### Goal
Return a copy of each line that holds the string "icon".

━━━━━━

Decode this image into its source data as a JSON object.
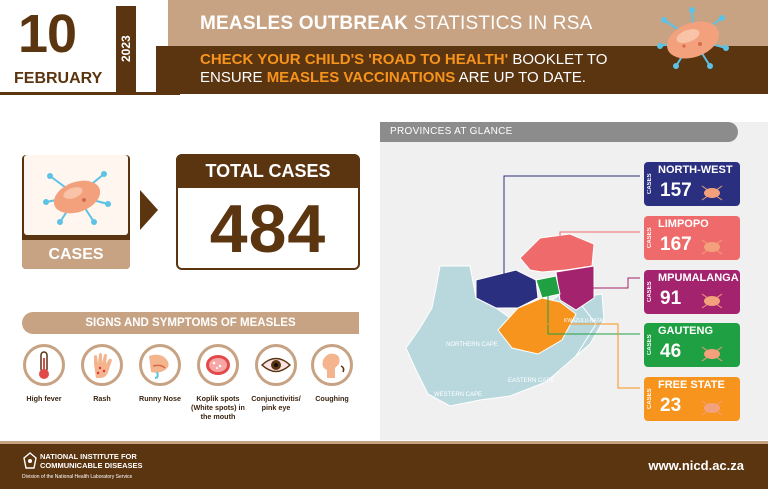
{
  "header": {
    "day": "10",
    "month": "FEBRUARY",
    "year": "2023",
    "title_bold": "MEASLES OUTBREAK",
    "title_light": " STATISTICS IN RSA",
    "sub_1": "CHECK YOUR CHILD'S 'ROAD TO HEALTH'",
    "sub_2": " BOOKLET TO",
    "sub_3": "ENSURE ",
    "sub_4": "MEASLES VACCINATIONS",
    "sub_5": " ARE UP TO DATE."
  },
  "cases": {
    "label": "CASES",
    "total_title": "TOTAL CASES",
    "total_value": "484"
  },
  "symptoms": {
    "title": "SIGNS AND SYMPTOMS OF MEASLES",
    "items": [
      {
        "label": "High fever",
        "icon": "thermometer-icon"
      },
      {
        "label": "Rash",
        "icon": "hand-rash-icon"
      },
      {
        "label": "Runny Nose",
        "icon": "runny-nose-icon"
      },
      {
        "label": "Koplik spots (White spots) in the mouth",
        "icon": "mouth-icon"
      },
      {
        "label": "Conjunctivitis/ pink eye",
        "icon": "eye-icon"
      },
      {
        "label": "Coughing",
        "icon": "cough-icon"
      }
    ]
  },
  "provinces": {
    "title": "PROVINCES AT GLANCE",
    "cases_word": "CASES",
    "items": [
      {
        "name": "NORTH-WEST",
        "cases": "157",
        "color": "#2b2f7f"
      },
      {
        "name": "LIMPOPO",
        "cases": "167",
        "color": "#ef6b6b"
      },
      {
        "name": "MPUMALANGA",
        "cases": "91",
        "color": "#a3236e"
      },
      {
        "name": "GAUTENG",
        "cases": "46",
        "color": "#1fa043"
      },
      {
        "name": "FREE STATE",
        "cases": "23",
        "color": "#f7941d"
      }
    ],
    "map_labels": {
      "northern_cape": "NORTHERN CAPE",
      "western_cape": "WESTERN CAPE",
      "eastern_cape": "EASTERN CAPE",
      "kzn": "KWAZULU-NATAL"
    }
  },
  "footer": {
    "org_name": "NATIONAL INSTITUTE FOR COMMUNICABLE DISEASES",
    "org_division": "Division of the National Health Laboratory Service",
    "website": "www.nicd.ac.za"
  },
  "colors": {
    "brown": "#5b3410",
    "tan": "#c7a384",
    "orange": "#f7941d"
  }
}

━━━━━━

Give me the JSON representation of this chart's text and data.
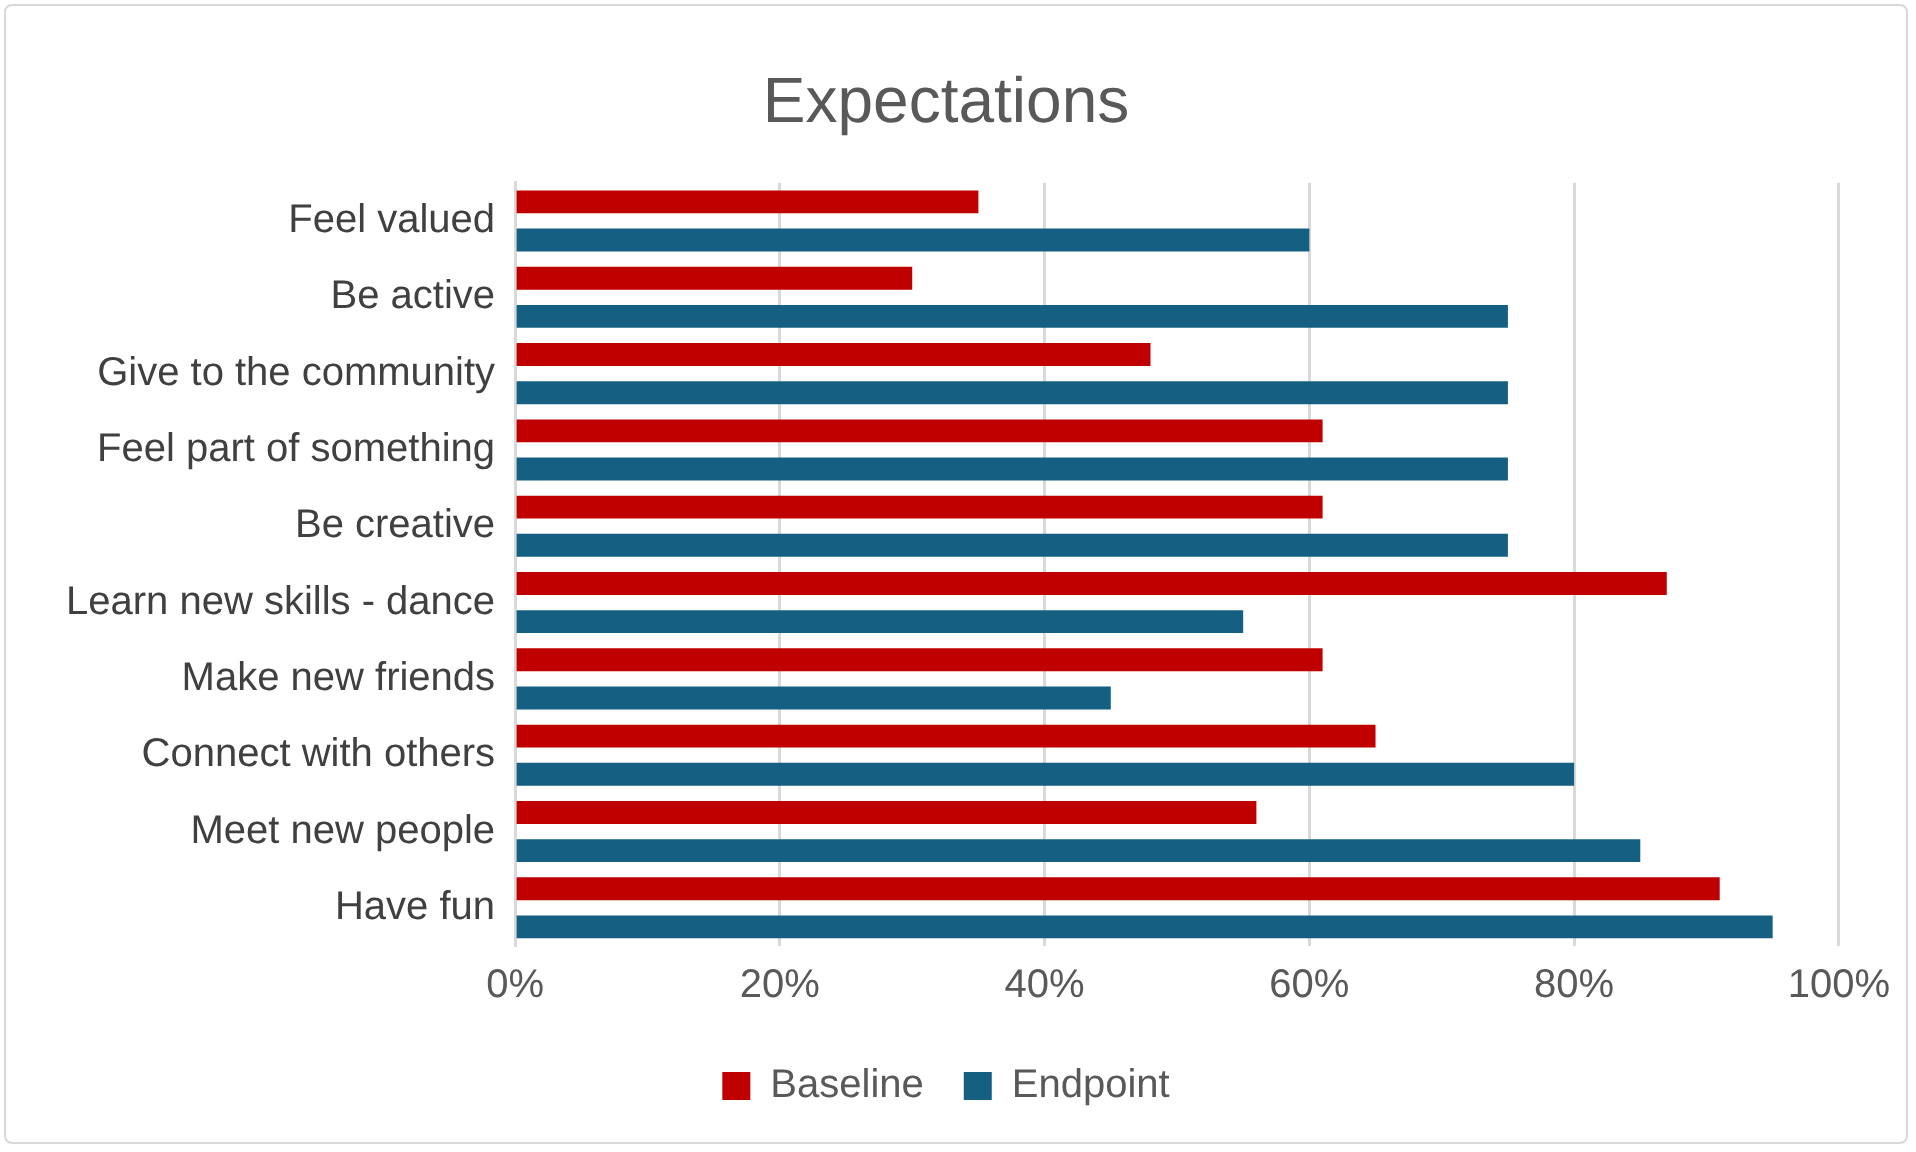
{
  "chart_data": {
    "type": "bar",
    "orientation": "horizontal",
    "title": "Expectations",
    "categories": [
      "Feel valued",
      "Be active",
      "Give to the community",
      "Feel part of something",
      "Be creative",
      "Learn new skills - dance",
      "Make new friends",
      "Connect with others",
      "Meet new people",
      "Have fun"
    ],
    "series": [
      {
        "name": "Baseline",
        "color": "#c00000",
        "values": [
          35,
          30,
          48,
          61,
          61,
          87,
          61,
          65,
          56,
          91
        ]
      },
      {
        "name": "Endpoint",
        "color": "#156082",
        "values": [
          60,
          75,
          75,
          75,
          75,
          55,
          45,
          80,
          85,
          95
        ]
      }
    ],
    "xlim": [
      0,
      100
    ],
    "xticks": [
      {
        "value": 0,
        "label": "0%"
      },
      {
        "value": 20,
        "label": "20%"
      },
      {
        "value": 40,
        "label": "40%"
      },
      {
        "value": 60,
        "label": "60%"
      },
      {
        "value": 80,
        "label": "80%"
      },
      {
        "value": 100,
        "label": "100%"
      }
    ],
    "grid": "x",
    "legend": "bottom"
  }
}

━━━━━━

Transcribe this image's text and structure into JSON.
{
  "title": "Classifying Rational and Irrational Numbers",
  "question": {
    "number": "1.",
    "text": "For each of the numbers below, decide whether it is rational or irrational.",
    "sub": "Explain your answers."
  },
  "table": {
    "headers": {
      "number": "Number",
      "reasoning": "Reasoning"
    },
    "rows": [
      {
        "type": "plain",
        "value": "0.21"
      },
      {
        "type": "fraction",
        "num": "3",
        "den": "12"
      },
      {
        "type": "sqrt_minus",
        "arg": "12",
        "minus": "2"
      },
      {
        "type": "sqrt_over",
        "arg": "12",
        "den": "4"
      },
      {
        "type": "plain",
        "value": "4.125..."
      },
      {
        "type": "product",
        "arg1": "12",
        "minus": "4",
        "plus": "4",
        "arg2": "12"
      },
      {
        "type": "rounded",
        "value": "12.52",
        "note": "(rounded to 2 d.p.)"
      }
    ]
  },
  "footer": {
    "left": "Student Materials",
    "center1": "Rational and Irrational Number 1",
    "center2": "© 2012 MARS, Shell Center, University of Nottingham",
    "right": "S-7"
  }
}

━━━━━━

### Complete output
        "icon": "thermometer-icon"
        "icon": "hand-rash-icon"
        "icon": "runny-nose-icon"
        "icon": "mouth-icon"
        "icon": "eye-icon"
        "icon": "cough-icon"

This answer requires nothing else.